═══ Input data
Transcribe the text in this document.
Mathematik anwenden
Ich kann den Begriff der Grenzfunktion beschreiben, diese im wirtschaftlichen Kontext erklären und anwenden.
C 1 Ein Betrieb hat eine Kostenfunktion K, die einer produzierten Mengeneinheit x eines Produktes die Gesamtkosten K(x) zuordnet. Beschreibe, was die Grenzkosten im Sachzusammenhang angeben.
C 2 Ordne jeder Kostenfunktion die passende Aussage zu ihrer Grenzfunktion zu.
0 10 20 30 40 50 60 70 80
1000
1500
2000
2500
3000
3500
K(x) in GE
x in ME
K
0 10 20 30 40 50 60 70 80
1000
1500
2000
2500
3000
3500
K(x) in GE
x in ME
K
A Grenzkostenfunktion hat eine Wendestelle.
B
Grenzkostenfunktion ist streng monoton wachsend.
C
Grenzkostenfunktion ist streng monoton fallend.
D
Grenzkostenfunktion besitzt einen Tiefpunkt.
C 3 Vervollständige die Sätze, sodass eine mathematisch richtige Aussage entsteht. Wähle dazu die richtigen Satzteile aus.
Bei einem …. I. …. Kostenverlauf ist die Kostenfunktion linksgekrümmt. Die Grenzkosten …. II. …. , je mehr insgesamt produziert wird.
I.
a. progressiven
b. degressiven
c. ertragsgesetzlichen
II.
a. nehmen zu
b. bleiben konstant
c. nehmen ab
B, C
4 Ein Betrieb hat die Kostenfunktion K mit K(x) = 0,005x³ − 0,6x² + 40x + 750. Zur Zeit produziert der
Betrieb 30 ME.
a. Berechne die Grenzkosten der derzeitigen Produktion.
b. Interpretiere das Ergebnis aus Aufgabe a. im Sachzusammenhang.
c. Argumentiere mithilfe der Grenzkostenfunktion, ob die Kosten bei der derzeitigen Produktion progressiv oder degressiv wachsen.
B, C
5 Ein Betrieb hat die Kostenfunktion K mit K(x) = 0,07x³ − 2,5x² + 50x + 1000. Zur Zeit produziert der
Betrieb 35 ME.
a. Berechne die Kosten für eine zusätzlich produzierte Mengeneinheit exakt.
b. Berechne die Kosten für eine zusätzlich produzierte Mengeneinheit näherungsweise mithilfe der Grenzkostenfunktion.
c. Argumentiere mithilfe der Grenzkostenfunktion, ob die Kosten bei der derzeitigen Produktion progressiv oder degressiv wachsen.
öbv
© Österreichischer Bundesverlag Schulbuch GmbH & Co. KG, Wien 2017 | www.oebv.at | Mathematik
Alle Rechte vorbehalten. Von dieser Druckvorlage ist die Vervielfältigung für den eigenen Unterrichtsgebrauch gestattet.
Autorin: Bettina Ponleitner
══════
Take every line from the records above that has the word "Aussage" and copy it.

C 2 Ordne jeder Kostenfunktion die passende Aussage zu ihrer Grenzfunktion zu.
C 3 Vervollständige die Sätze, sodass eine mathematisch richtige Aussage entsteht. Wähle dazu die richtigen Satzteile aus.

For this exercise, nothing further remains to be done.